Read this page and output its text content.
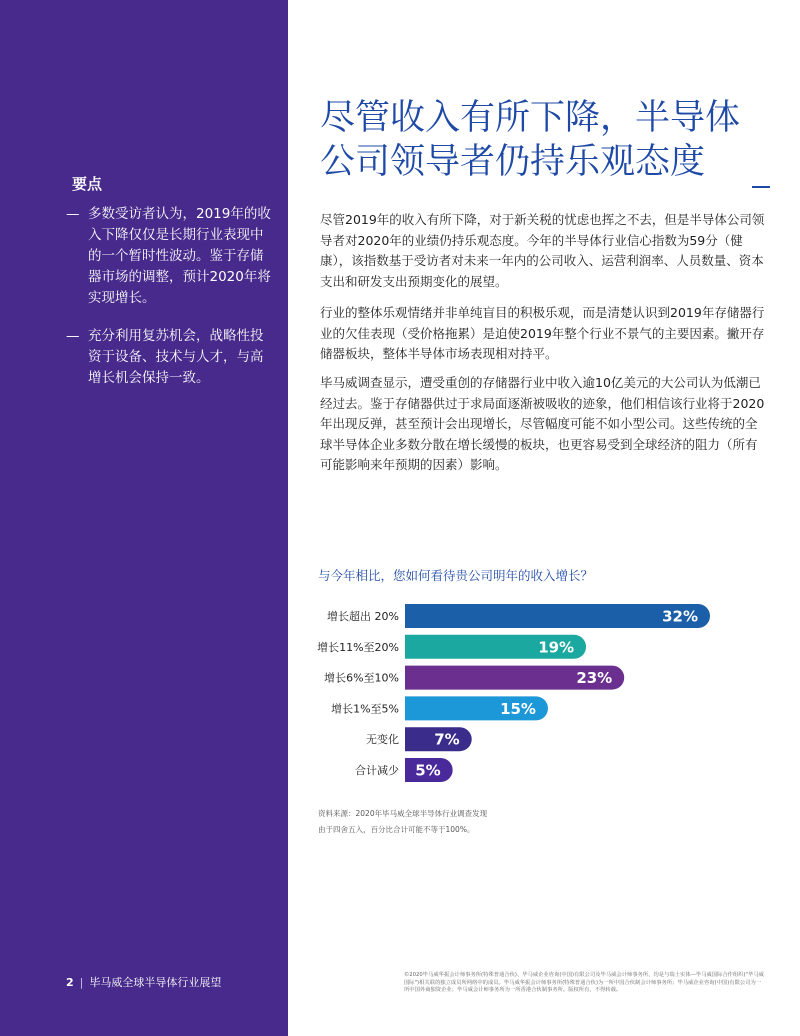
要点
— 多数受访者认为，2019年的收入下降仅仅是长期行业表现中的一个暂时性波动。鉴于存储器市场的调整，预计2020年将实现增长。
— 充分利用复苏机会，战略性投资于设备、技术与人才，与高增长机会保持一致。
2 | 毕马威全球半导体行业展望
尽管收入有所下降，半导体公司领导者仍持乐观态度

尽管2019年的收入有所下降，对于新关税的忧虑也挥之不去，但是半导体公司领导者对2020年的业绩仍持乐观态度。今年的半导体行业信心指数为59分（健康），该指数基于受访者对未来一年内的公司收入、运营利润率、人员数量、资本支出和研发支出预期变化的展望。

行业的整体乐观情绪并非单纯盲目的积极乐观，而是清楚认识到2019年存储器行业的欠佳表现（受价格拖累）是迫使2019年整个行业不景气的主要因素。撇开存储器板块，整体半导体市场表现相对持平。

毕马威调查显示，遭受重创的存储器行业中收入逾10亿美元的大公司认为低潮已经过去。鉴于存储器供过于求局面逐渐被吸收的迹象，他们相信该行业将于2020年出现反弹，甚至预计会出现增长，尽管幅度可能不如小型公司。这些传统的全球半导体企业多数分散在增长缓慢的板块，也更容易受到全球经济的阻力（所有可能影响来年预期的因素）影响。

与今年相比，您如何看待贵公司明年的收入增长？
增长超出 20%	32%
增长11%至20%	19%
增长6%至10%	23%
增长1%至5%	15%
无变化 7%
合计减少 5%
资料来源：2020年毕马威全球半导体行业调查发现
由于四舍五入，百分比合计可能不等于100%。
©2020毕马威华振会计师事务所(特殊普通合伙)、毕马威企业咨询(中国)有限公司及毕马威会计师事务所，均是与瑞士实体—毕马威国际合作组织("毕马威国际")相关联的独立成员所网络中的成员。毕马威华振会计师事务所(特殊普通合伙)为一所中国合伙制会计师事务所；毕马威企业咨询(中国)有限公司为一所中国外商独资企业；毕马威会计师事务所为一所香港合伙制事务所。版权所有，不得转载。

········

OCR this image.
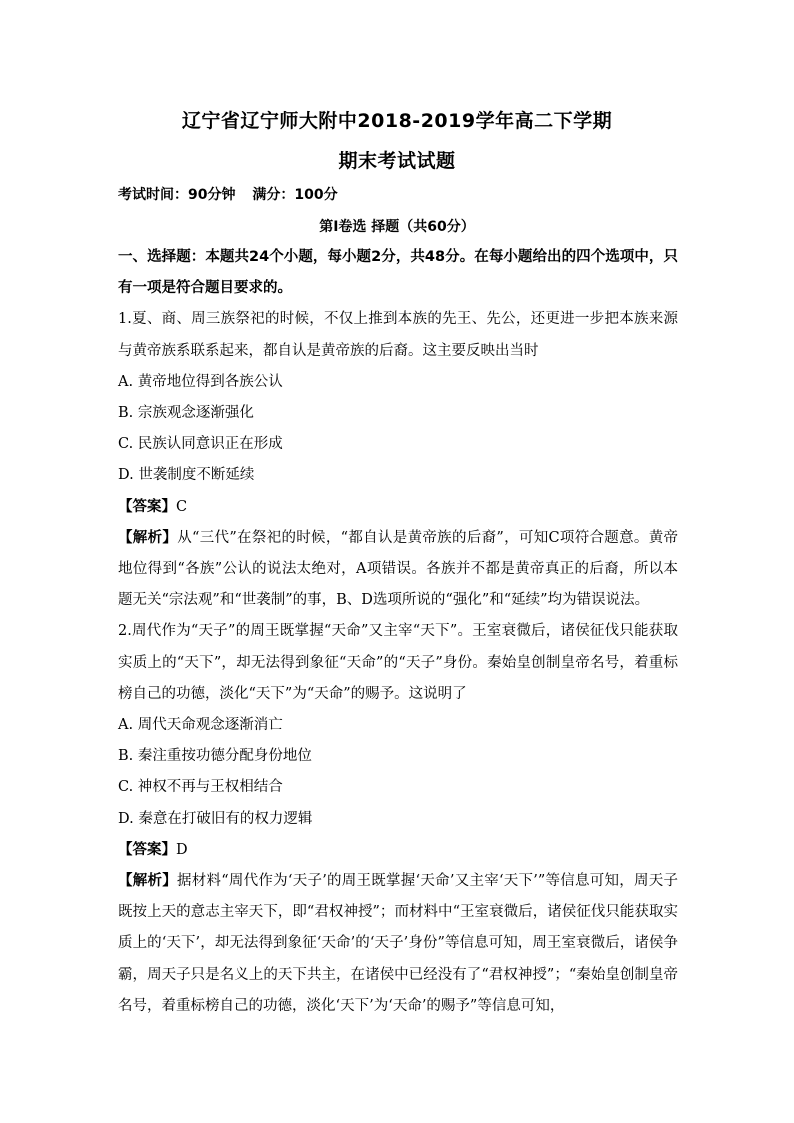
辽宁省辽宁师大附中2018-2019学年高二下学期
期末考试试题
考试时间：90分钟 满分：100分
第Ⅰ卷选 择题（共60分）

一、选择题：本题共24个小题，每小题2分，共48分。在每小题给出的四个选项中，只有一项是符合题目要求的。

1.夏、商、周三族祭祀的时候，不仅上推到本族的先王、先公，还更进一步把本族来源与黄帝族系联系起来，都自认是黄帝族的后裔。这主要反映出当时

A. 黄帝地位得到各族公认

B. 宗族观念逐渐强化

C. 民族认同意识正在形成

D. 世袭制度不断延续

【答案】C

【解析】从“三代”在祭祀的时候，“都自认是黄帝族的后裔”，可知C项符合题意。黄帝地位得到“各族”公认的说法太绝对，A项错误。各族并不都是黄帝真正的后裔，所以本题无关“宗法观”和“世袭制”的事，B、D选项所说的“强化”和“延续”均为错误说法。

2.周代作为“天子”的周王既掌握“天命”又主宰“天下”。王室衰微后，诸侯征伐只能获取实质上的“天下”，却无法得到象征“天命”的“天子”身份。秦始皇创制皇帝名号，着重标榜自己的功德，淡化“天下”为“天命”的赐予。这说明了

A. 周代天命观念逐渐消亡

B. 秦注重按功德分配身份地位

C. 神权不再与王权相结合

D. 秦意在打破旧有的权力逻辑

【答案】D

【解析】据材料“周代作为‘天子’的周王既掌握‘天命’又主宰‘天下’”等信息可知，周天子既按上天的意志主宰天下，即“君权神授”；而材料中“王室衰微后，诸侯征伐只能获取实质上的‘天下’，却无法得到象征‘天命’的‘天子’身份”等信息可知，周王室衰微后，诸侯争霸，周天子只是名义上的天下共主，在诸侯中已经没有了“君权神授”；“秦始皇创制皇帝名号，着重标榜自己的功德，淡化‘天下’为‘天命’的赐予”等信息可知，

········

AIM: Copy every line above that includes the string "都自认是黄帝族的后裔".

ANSWER FOR THE TASK:
1.夏、商、周三族祭祀的时候，不仅上推到本族的先王、先公，还更进一步把本族来源与黄帝族系联系起来，都自认是黄帝族的后裔。这主要反映出当时
【解析】从“三代”在祭祀的时候，“都自认是黄帝族的后裔”，可知C项符合题意。黄帝地位得到“各族”公认的说法太绝对，A项错误。各族并不都是黄帝真正的后裔，所以本题无关“宗法观”和“世袭制”的事，B、D选项所说的“强化”和“延续”均为错误说法。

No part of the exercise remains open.